Top of DATASET CONTENT

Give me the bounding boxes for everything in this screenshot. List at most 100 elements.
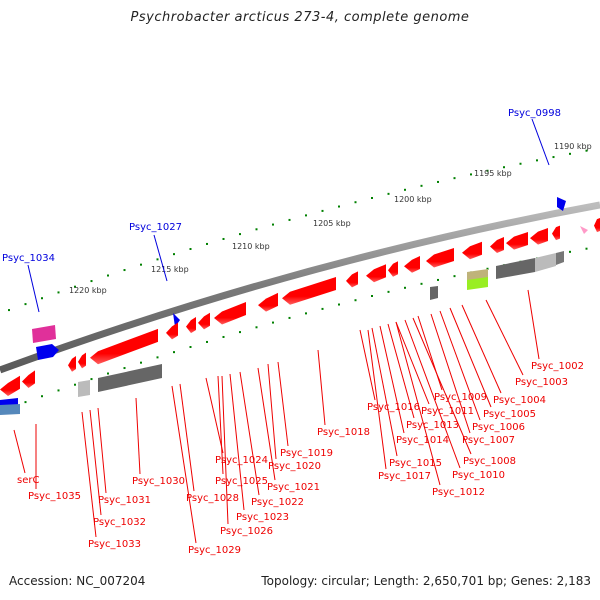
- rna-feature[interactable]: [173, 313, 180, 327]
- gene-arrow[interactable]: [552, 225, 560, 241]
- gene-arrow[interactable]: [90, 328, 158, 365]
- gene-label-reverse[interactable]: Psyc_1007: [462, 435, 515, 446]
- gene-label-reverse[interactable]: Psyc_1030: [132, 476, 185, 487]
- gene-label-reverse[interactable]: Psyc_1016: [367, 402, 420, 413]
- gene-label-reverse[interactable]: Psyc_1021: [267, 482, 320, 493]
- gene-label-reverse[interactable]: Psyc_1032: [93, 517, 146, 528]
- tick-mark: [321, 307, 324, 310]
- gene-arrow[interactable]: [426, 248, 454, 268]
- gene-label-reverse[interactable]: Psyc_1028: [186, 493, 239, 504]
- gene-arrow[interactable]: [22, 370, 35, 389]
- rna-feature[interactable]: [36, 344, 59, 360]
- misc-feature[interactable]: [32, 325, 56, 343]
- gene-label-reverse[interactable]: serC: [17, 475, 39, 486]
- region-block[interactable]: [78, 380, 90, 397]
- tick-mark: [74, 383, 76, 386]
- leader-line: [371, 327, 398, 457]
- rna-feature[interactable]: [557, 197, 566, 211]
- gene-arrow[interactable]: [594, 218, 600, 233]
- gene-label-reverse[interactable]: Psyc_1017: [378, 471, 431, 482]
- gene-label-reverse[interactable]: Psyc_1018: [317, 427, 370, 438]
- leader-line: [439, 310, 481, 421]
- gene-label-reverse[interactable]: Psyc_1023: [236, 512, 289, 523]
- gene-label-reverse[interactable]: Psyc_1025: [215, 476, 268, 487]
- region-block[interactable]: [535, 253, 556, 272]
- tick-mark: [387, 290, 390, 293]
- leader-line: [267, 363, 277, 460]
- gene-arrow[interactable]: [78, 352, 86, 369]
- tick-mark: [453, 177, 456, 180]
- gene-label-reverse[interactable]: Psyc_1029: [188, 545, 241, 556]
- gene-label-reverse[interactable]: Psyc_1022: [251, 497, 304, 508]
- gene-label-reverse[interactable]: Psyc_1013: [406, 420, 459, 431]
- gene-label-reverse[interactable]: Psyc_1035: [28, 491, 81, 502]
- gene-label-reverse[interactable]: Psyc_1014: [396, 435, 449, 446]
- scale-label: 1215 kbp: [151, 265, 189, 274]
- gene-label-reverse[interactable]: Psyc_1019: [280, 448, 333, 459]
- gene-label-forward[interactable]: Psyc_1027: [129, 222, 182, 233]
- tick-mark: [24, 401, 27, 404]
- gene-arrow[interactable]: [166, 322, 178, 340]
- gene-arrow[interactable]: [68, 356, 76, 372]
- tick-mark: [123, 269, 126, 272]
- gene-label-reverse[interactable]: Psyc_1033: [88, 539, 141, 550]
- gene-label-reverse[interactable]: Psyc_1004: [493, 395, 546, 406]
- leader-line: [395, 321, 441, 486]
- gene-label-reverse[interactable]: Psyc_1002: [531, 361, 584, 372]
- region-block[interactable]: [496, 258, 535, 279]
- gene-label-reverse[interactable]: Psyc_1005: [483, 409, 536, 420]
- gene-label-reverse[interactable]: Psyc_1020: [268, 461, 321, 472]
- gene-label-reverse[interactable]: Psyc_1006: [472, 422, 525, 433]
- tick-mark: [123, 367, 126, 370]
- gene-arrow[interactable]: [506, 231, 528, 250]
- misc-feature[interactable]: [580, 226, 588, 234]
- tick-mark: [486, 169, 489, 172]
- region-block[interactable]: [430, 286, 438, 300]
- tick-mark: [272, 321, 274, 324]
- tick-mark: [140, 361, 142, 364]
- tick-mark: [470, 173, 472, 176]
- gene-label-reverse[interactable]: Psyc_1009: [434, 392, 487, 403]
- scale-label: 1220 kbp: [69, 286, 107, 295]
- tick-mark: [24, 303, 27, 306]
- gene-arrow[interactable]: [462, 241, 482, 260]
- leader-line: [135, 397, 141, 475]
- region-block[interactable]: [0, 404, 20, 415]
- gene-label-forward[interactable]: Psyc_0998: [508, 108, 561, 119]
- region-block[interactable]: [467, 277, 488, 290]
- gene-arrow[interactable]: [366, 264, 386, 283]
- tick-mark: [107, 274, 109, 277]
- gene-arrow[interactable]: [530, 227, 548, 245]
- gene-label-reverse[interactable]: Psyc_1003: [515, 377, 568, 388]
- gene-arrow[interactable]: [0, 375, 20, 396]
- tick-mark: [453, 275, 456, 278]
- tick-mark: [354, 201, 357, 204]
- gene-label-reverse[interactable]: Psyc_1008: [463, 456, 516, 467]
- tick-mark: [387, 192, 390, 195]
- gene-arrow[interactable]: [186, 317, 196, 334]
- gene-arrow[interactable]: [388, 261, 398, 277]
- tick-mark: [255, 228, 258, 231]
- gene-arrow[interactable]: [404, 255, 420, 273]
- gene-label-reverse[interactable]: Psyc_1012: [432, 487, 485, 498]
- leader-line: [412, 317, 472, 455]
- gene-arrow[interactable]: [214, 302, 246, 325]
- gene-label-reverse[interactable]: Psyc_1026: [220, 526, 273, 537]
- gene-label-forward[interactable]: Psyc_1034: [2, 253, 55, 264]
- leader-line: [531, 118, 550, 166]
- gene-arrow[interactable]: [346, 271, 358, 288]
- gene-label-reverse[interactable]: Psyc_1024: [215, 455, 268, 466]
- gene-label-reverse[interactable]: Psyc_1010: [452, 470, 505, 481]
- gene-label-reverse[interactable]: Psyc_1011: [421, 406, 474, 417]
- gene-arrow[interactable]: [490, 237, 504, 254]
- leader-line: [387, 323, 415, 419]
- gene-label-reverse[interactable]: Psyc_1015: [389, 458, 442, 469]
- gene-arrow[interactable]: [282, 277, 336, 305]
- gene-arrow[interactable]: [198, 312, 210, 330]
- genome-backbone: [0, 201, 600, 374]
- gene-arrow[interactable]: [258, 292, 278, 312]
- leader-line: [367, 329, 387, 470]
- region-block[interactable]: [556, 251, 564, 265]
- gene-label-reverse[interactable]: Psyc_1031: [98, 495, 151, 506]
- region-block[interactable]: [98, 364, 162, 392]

Bottom of DATASET CONTENT

* PROBLEM STATEMENT
Repeat the records in full, exactly as they appear, but with the pictures removed.

* YOUR SOLUTION
Give me the bounding boxes for everything in this screenshot. List at most 100 elements.
- rna-feature[interactable]: [173, 313, 180, 327]
- gene-arrow[interactable]: [552, 225, 560, 241]
- gene-arrow[interactable]: [90, 328, 158, 365]
- gene-label-reverse[interactable]: Psyc_1007: [462, 435, 515, 446]
- gene-label-reverse[interactable]: Psyc_1030: [132, 476, 185, 487]
- gene-label-reverse[interactable]: Psyc_1016: [367, 402, 420, 413]
- gene-label-reverse[interactable]: Psyc_1021: [267, 482, 320, 493]
- gene-label-reverse[interactable]: Psyc_1032: [93, 517, 146, 528]
- tick-mark: [321, 307, 324, 310]
- gene-arrow[interactable]: [426, 248, 454, 268]
- gene-label-reverse[interactable]: Psyc_1028: [186, 493, 239, 504]
- gene-arrow[interactable]: [22, 370, 35, 389]
- rna-feature[interactable]: [36, 344, 59, 360]
- misc-feature[interactable]: [32, 325, 56, 343]
- gene-label-reverse[interactable]: serC: [17, 475, 39, 486]
- region-block[interactable]: [78, 380, 90, 397]
- tick-mark: [74, 383, 76, 386]
- leader-line: [371, 327, 398, 457]
- rna-feature[interactable]: [557, 197, 566, 211]
- gene-arrow[interactable]: [594, 218, 600, 233]
- gene-label-reverse[interactable]: Psyc_1017: [378, 471, 431, 482]
- gene-label-reverse[interactable]: Psyc_1018: [317, 427, 370, 438]
- leader-line: [439, 310, 481, 421]
- gene-label-reverse[interactable]: Psyc_1023: [236, 512, 289, 523]
- gene-label-reverse[interactable]: Psyc_1025: [215, 476, 268, 487]
- region-block[interactable]: [535, 253, 556, 272]
- tick-mark: [387, 290, 390, 293]
- leader-line: [267, 363, 277, 460]
- gene-arrow[interactable]: [78, 352, 86, 369]
- tick-mark: [453, 177, 456, 180]
- gene-label-reverse[interactable]: Psyc_1029: [188, 545, 241, 556]
- gene-label-reverse[interactable]: Psyc_1022: [251, 497, 304, 508]
- gene-label-reverse[interactable]: Psyc_1013: [406, 420, 459, 431]
- gene-label-reverse[interactable]: Psyc_1035: [28, 491, 81, 502]
- gene-label-reverse[interactable]: Psyc_1014: [396, 435, 449, 446]
- scale-label: 1215 kbp: [151, 265, 189, 274]
- gene-label-reverse[interactable]: Psyc_1019: [280, 448, 333, 459]
- gene-label-forward[interactable]: Psyc_1027: [129, 222, 182, 233]
- tick-mark: [24, 401, 27, 404]
- gene-arrow[interactable]: [166, 322, 178, 340]
- gene-arrow[interactable]: [68, 356, 76, 372]
- tick-mark: [123, 269, 126, 272]
- gene-label-reverse[interactable]: Psyc_1033: [88, 539, 141, 550]
- gene-label-reverse[interactable]: Psyc_1004: [493, 395, 546, 406]
- leader-line: [395, 321, 441, 486]
- gene-label-reverse[interactable]: Psyc_1002: [531, 361, 584, 372]
- region-block[interactable]: [496, 258, 535, 279]
- gene-label-reverse[interactable]: Psyc_1005: [483, 409, 536, 420]
- gene-label-reverse[interactable]: Psyc_1020: [268, 461, 321, 472]
- gene-label-reverse[interactable]: Psyc_1006: [472, 422, 525, 433]
- tick-mark: [123, 367, 126, 370]
- gene-arrow[interactable]: [506, 231, 528, 250]
- misc-feature[interactable]: [580, 226, 588, 234]
- tick-mark: [486, 169, 489, 172]
- region-block[interactable]: [430, 286, 438, 300]
- tick-mark: [272, 321, 274, 324]
- tick-mark: [140, 361, 142, 364]
- tick-mark: [470, 173, 472, 176]
- gene-label-reverse[interactable]: Psyc_1009: [434, 392, 487, 403]
- scale-label: 1220 kbp: [69, 286, 107, 295]
- tick-mark: [24, 303, 27, 306]
- gene-arrow[interactable]: [462, 241, 482, 260]
- leader-line: [135, 397, 141, 475]
- region-block[interactable]: [0, 404, 20, 415]
- gene-label-forward[interactable]: Psyc_0998: [508, 108, 561, 119]
- region-block[interactable]: [467, 277, 488, 290]
- gene-arrow[interactable]: [366, 264, 386, 283]
- tick-mark: [107, 274, 109, 277]
- gene-arrow[interactable]: [530, 227, 548, 245]
- gene-label-reverse[interactable]: Psyc_1003: [515, 377, 568, 388]
- gene-arrow[interactable]: [0, 375, 20, 396]
- tick-mark: [453, 275, 456, 278]
- tick-mark: [354, 201, 357, 204]
- gene-label-reverse[interactable]: Psyc_1008: [463, 456, 516, 467]
- tick-mark: [387, 192, 390, 195]
- gene-arrow[interactable]: [186, 317, 196, 334]
- gene-arrow[interactable]: [388, 261, 398, 277]
- tick-mark: [255, 228, 258, 231]
- gene-arrow[interactable]: [404, 255, 420, 273]
- gene-label-reverse[interactable]: Psyc_1012: [432, 487, 485, 498]
- leader-line: [412, 317, 472, 455]
- gene-arrow[interactable]: [214, 302, 246, 325]
- gene-label-reverse[interactable]: Psyc_1026: [220, 526, 273, 537]
- gene-label-forward[interactable]: Psyc_1034: [2, 253, 55, 264]
- leader-line: [531, 118, 550, 166]
- gene-arrow[interactable]: [346, 271, 358, 288]
- gene-label-reverse[interactable]: Psyc_1024: [215, 455, 268, 466]
- gene-label-reverse[interactable]: Psyc_1010: [452, 470, 505, 481]
- gene-label-reverse[interactable]: Psyc_1011: [421, 406, 474, 417]
- gene-arrow[interactable]: [490, 237, 504, 254]
- leader-line: [387, 323, 415, 419]
- gene-label-reverse[interactable]: Psyc_1015: [389, 458, 442, 469]
- gene-arrow[interactable]: [282, 277, 336, 305]
- gene-arrow[interactable]: [198, 312, 210, 330]
- genome-backbone: [0, 201, 600, 374]
- gene-arrow[interactable]: [258, 292, 278, 312]
- leader-line: [367, 329, 387, 470]
- region-block[interactable]: [556, 251, 564, 265]
- gene-label-reverse[interactable]: Psyc_1031: [98, 495, 151, 506]
- region-block[interactable]: [98, 364, 162, 392]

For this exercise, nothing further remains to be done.